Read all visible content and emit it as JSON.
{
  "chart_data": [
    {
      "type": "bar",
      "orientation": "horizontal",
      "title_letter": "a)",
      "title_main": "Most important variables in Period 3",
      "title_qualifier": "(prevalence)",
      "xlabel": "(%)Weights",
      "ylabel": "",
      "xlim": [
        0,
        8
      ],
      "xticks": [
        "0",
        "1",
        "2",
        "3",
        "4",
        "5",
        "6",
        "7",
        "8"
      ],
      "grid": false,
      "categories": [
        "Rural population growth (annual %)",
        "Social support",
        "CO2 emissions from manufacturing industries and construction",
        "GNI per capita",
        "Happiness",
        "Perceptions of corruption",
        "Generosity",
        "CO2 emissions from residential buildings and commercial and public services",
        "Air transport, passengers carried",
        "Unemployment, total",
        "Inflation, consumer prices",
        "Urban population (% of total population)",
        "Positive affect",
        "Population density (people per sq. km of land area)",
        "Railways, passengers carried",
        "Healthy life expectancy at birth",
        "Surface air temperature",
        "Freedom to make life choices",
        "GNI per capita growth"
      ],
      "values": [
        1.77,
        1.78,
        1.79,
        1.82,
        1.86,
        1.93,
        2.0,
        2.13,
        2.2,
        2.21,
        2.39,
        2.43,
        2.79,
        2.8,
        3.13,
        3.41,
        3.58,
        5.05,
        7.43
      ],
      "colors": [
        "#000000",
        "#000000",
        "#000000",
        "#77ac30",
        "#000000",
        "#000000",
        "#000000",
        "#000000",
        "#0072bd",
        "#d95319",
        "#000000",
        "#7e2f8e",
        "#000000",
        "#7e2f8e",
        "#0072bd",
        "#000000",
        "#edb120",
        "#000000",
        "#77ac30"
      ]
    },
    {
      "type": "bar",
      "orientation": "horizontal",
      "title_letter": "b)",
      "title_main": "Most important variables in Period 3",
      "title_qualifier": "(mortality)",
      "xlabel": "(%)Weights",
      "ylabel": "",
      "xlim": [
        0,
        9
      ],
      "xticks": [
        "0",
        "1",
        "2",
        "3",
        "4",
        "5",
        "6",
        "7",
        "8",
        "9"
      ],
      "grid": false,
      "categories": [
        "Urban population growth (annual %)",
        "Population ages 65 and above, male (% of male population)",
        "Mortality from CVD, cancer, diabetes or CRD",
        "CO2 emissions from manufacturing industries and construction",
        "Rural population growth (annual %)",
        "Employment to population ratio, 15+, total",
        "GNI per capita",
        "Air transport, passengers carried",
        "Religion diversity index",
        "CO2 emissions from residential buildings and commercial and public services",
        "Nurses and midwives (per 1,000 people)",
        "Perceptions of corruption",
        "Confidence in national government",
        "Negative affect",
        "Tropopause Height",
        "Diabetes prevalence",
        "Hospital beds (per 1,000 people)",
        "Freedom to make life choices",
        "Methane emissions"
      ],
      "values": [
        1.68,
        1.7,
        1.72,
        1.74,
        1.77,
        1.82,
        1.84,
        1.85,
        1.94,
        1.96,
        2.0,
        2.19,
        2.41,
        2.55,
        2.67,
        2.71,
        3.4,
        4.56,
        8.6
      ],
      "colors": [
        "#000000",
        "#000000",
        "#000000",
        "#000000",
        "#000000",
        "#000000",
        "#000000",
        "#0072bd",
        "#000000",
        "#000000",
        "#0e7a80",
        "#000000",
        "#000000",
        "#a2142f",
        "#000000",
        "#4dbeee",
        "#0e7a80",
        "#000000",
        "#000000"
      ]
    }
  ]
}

--

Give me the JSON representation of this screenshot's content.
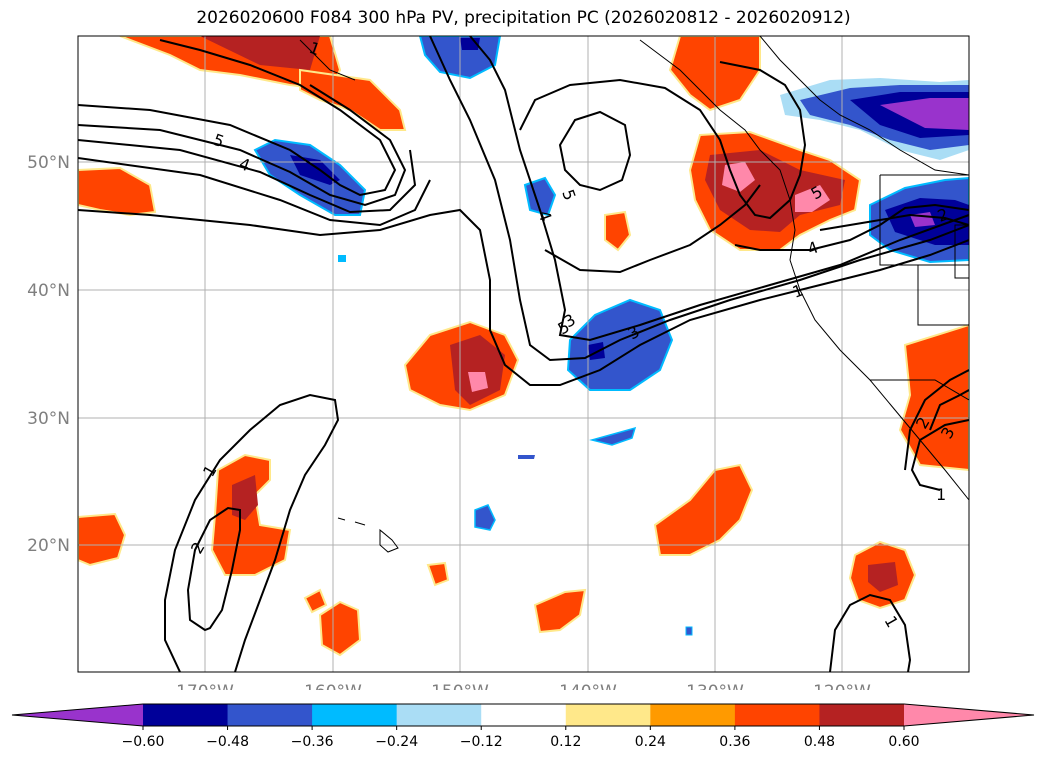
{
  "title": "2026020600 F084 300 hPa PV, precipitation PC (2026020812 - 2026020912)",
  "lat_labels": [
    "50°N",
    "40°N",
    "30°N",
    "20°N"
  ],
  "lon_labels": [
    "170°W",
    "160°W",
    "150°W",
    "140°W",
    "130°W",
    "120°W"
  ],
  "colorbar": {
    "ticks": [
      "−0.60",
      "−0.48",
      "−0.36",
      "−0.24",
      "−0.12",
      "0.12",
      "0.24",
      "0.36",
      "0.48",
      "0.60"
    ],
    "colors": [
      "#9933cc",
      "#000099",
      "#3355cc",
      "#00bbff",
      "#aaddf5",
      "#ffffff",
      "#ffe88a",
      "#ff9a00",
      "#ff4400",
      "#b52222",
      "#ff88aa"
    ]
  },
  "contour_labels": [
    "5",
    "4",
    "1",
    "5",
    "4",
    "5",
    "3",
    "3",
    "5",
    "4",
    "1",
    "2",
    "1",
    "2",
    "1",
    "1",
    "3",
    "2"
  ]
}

== What you need to do ==
Go through the records. Copy each line where "total" appears.

== Full response ==
        "Unemployment, total",
        "Urban population (% of total population)",
        "Employment to population ratio, 15+, total",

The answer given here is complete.